- **Written exercise**
Reproduce each line of the material precisely.

Collected data entries:
## BEGIN

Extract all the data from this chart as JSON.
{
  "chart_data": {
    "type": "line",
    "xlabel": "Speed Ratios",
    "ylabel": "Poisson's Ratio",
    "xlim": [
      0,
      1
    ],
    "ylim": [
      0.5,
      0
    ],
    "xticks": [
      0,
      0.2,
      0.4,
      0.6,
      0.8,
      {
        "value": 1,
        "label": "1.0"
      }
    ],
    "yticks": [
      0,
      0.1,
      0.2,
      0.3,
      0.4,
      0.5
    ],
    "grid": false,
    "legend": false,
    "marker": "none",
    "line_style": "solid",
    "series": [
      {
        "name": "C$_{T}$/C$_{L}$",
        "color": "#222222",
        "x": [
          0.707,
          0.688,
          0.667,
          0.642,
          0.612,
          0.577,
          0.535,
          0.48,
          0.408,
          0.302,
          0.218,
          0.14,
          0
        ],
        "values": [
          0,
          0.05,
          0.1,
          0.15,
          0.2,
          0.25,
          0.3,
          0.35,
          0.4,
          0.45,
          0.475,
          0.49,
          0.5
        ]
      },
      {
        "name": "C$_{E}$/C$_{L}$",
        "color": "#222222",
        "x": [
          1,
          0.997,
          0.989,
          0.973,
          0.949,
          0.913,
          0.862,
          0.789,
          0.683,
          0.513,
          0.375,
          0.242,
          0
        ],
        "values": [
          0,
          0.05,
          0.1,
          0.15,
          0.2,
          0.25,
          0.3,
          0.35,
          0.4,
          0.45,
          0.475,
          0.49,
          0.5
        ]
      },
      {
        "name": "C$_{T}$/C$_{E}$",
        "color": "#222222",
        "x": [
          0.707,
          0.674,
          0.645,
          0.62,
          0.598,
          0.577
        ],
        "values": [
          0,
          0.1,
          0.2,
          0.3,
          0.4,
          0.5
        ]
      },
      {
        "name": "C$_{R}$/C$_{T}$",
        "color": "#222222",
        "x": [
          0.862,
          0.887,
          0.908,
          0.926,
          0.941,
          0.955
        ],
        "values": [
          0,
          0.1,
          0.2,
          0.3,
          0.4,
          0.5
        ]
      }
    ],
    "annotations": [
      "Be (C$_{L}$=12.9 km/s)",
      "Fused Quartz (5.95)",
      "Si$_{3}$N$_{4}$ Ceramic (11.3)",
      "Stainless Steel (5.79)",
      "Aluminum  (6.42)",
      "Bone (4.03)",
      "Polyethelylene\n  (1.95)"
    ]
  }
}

## END

- **Result for this task**
Extract all the data from this chart as JSON.
{
  "chart_data": {
    "type": "line",
    "xlabel": "Speed Ratios",
    "ylabel": "Poisson's Ratio",
    "xlim": [
      0,
      1
    ],
    "ylim": [
      0.5,
      0
    ],
    "xticks": [
      0,
      0.2,
      0.4,
      0.6,
      0.8,
      {
        "value": 1,
        "label": "1.0"
      }
    ],
    "yticks": [
      0,
      0.1,
      0.2,
      0.3,
      0.4,
      0.5
    ],
    "grid": false,
    "legend": false,
    "marker": "none",
    "line_style": "solid",
    "series": [
      {
        "name": "C$_{T}$/C$_{L}$",
        "color": "#222222",
        "x": [
          0.707,
          0.688,
          0.667,
          0.642,
          0.612,
          0.577,
          0.535,
          0.48,
          0.408,
          0.302,
          0.218,
          0.14,
          0
        ],
        "values": [
          0,
          0.05,
          0.1,
          0.15,
          0.2,
          0.25,
          0.3,
          0.35,
          0.4,
          0.45,
          0.475,
          0.49,
          0.5
        ]
      },
      {
        "name": "C$_{E}$/C$_{L}$",
        "color": "#222222",
        "x": [
          1,
          0.997,
          0.989,
          0.973,
          0.949,
          0.913,
          0.862,
          0.789,
          0.683,
          0.513,
          0.375,
          0.242,
          0
        ],
        "values": [
          0,
          0.05,
          0.1,
          0.15,
          0.2,
          0.25,
          0.3,
          0.35,
          0.4,
          0.45,
          0.475,
          0.49,
          0.5
        ]
      },
      {
        "name": "C$_{T}$/C$_{E}$",
        "color": "#222222",
        "x": [
          0.707,
          0.674,
          0.645,
          0.62,
          0.598,
          0.577
        ],
        "values": [
          0,
          0.1,
          0.2,
          0.3,
          0.4,
          0.5
        ]
      },
      {
        "name": "C$_{R}$/C$_{T}$",
        "color": "#222222",
        "x": [
          0.862,
          0.887,
          0.908,
          0.926,
          0.941,
          0.955
        ],
        "values": [
          0,
          0.1,
          0.2,
          0.3,
          0.4,
          0.5
        ]
      }
    ],
    "annotations": [
      "Be (C$_{L}$=12.9 km/s)",
      "Fused Quartz (5.95)",
      "Si$_{3}$N$_{4}$ Ceramic (11.3)",
      "Stainless Steel (5.79)",
      "Aluminum  (6.42)",
      "Bone (4.03)",
      "Polyethelylene\n  (1.95)"
    ]
  }
}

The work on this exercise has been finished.